§ ENTRIES:
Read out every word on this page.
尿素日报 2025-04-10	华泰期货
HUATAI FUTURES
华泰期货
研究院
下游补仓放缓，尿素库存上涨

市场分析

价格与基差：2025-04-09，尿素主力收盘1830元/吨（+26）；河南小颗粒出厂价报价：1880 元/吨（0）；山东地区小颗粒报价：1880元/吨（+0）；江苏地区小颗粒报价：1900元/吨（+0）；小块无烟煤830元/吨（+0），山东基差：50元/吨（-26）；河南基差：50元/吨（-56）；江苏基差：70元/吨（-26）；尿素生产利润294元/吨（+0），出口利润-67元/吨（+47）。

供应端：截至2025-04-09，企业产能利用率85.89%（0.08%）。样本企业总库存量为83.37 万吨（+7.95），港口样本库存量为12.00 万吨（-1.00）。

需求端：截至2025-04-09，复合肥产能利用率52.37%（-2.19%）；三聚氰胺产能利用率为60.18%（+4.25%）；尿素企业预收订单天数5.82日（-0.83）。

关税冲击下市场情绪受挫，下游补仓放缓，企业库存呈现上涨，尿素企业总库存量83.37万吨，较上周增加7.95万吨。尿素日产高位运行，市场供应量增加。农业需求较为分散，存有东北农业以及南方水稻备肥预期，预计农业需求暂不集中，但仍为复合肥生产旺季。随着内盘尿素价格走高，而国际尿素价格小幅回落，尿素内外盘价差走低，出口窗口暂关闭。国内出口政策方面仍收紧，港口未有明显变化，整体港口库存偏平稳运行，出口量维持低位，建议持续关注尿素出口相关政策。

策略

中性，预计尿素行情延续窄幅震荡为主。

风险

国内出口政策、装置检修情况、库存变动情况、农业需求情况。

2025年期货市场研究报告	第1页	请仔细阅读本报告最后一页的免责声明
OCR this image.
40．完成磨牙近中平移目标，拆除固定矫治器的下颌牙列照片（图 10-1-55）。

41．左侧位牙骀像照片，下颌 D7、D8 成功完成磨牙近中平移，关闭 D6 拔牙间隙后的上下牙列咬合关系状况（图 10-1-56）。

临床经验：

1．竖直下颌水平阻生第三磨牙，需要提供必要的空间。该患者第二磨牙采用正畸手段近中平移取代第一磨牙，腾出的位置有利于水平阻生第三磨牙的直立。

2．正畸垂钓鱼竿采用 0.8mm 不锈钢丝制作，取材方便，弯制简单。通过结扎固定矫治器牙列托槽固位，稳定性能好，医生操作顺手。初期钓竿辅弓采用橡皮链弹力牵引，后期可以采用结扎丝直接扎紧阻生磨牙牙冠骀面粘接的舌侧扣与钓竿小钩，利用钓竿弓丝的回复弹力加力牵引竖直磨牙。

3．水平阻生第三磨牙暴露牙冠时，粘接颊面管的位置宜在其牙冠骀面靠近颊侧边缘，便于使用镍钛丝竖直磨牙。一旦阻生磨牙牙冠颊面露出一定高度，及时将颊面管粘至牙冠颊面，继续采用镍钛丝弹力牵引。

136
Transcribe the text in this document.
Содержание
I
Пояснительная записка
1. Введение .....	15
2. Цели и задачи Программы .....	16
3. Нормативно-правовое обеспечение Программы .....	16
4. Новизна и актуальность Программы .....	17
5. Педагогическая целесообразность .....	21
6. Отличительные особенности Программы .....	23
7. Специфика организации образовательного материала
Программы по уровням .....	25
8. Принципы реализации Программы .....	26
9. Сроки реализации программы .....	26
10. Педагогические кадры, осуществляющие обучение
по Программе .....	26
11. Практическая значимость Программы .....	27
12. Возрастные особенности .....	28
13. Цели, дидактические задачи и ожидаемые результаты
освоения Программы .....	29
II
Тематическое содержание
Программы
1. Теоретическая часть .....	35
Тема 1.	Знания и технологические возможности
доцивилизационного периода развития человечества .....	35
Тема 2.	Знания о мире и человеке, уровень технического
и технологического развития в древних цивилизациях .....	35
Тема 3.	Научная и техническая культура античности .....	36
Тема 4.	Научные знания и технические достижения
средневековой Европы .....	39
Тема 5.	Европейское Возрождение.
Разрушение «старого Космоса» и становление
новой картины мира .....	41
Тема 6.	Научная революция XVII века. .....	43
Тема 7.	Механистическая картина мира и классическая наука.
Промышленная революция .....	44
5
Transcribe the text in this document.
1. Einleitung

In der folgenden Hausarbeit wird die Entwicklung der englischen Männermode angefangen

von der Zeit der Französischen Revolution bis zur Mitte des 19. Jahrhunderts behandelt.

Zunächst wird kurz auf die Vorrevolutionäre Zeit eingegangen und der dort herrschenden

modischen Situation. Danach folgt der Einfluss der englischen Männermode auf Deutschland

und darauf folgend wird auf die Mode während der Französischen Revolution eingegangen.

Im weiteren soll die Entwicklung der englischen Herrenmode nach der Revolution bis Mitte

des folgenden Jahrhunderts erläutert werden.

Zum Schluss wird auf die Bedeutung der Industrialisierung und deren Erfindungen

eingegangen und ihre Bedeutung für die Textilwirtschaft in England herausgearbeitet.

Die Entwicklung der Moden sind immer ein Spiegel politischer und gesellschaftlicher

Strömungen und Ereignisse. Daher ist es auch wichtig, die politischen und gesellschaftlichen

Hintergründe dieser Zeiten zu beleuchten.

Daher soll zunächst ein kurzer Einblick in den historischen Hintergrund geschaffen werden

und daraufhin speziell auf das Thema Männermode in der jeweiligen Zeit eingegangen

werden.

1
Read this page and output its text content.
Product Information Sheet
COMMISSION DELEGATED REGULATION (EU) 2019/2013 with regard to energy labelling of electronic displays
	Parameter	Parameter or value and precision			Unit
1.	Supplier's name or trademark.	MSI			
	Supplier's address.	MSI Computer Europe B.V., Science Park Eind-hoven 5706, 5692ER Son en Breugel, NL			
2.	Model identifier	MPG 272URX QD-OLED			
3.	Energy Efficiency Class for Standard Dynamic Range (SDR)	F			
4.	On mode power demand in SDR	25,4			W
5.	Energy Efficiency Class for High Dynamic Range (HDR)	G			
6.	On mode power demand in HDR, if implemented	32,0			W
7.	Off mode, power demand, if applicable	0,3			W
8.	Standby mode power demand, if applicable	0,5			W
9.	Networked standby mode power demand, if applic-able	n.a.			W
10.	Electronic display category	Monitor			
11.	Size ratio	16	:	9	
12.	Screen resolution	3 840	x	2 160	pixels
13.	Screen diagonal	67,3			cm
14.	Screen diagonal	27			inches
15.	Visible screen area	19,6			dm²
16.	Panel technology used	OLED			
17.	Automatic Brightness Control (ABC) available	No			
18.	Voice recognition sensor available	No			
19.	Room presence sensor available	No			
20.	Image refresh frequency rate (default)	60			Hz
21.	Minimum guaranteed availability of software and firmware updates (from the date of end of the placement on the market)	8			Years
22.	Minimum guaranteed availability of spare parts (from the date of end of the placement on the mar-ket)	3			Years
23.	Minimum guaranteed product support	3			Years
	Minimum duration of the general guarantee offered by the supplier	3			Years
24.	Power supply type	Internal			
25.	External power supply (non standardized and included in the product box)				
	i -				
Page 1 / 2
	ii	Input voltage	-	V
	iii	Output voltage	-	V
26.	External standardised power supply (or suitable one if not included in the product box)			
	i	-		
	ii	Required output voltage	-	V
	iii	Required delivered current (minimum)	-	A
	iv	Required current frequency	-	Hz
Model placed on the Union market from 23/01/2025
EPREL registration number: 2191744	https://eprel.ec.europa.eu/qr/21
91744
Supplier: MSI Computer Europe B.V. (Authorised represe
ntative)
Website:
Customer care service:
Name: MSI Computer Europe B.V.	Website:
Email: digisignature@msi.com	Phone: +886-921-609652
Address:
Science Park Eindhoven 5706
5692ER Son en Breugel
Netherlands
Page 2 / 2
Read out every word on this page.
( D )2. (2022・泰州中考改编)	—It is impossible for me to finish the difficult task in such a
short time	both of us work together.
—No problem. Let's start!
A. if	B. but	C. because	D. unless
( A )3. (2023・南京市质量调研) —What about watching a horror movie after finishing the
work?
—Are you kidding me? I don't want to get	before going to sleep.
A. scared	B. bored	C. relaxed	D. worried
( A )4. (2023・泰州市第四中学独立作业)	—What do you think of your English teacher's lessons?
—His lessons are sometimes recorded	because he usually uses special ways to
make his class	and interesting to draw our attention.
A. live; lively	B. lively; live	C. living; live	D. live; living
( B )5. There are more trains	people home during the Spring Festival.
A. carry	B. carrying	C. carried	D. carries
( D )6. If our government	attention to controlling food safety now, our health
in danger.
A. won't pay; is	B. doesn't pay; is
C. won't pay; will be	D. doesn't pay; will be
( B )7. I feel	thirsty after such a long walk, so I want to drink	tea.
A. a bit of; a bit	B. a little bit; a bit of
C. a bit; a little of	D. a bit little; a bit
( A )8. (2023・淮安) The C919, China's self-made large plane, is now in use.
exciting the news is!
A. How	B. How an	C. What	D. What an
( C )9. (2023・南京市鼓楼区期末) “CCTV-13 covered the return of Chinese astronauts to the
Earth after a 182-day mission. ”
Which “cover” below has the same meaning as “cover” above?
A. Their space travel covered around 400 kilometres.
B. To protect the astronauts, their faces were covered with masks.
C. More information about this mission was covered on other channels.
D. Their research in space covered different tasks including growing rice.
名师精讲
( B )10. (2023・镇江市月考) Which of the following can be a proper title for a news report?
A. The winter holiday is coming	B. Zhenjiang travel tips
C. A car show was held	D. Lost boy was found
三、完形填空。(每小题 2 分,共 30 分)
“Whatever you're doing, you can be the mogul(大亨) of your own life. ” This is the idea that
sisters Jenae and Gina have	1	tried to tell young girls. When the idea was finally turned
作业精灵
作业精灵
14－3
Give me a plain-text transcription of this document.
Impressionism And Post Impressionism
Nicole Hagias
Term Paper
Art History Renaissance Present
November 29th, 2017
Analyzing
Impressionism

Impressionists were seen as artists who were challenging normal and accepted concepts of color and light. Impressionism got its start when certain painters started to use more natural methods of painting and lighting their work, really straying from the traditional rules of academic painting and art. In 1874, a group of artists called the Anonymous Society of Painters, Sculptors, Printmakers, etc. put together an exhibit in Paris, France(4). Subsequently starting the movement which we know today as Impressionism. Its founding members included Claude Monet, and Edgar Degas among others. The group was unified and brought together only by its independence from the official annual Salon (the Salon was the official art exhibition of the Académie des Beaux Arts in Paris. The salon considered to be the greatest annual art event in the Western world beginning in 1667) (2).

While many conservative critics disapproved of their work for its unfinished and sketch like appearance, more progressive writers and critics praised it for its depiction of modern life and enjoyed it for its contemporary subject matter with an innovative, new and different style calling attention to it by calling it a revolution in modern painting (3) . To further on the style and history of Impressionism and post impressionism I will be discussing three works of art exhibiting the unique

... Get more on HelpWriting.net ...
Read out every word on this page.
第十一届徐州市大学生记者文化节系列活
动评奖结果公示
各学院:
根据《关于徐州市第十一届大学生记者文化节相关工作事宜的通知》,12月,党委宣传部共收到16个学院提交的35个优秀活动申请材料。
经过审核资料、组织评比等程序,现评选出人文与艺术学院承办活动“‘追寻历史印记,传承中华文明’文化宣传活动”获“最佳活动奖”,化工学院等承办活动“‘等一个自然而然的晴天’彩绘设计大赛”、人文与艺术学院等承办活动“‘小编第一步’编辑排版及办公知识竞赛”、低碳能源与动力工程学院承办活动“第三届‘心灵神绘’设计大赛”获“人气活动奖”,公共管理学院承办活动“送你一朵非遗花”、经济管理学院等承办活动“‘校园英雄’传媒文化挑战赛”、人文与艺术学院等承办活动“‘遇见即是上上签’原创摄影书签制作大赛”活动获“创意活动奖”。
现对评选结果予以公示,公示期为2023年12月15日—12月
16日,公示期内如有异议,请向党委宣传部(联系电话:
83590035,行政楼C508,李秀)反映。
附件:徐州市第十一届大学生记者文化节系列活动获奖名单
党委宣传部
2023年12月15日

§ WHAT YOU HAVE TO DO: All lines that include "demand" are to be gathered and copied.

§ RESPONSE TO THIS TASK:
4.	On mode power demand in SDR	25,4			W
6.	On mode power demand in HDR, if implemented	32,0			W
7.	Off mode, power demand, if applicable	0,3			W
8.	Standby mode power demand, if applicable	0,5			W
9.	Networked standby mode power demand, if applic-able	n.a.			W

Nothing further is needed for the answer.